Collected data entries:
= = = = =

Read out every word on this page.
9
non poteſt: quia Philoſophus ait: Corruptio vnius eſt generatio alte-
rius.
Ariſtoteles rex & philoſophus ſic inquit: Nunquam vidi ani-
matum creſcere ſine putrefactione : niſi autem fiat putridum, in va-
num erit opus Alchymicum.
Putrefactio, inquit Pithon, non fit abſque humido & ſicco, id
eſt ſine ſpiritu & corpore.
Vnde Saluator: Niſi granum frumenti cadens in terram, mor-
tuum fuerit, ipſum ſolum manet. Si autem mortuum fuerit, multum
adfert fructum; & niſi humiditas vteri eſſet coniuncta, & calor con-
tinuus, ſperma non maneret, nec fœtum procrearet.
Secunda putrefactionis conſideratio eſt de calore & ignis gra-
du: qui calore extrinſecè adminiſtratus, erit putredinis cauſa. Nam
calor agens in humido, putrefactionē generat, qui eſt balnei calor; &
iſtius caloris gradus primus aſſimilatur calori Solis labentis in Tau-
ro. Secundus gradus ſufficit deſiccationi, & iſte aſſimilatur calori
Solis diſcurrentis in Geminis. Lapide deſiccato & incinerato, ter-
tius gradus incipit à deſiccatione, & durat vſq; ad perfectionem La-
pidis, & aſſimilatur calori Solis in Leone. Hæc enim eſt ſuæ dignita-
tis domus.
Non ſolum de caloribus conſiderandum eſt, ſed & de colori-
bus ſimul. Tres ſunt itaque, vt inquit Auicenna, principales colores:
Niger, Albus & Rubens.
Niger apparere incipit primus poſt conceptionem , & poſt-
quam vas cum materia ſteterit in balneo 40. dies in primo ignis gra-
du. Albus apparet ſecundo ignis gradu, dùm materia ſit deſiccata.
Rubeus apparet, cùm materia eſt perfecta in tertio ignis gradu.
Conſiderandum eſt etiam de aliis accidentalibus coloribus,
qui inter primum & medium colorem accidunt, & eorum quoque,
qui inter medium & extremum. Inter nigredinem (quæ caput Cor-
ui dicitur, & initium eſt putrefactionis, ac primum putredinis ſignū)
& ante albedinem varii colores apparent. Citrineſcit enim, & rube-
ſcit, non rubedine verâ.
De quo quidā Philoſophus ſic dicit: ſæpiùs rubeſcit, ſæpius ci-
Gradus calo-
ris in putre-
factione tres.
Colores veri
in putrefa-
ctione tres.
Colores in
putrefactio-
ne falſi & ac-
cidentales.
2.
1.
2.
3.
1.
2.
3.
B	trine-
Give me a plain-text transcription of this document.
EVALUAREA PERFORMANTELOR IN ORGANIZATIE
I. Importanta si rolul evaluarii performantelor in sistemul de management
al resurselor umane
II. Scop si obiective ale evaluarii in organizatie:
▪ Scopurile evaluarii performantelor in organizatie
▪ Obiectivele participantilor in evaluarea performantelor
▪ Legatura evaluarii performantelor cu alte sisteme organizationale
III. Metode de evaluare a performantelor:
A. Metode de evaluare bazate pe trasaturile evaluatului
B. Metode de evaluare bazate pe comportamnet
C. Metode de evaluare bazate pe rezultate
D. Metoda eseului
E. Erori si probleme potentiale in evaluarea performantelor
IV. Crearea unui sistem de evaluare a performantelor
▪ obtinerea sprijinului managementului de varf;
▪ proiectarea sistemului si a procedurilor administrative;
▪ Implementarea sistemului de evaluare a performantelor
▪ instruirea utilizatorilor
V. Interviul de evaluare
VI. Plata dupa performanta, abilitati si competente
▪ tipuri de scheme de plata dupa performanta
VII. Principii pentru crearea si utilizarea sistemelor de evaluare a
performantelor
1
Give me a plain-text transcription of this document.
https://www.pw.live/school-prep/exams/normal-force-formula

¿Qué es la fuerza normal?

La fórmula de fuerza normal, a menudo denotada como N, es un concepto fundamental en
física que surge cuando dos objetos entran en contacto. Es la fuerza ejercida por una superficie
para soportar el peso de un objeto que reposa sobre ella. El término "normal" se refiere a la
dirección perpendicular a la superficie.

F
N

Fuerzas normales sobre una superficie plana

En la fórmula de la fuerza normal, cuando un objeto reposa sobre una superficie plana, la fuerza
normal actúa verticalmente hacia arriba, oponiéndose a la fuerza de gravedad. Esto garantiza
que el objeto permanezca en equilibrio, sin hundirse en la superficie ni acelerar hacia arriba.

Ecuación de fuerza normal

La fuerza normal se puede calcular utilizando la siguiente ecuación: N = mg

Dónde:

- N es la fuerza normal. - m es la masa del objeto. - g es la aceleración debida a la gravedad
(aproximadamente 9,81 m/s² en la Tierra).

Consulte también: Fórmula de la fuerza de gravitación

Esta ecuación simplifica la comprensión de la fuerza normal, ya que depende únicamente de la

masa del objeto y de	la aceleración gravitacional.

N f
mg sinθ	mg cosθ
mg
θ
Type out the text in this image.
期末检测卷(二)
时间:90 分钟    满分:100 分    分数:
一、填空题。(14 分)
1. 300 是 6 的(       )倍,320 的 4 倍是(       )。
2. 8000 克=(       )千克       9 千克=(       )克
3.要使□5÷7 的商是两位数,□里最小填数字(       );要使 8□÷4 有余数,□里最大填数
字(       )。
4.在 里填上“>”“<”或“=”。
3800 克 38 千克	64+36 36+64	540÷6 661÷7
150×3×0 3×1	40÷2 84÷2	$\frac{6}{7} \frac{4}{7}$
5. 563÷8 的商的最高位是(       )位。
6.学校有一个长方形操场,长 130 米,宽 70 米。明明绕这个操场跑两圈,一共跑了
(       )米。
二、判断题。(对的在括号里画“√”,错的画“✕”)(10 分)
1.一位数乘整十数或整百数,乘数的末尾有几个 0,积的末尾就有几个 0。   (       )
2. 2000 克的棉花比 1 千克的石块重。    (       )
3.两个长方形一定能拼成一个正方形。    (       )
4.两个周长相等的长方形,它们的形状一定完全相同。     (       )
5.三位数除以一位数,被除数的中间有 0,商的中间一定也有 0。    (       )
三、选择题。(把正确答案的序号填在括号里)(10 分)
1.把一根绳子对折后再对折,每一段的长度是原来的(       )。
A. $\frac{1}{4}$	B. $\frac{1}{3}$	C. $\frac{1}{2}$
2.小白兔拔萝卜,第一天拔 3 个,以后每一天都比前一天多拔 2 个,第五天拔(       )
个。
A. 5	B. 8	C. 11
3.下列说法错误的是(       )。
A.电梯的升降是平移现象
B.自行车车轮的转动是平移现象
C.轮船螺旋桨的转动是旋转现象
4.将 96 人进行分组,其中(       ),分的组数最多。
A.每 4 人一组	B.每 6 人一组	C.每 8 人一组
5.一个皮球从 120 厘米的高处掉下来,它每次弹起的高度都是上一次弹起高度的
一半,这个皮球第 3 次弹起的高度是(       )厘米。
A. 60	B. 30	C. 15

= = = = =

## Given problem
Find the string "materia" in the listing and return every line that holds it.

## Reply to the task
quam vas cum materia ſteterit in balneo 40. dies in primo ignis gra-
du. Albus apparet ſecundo ignis gradu, dùm materia ſit deſiccata.
Rubeus apparet, cùm materia eſt perfecta in tertio ignis gradu.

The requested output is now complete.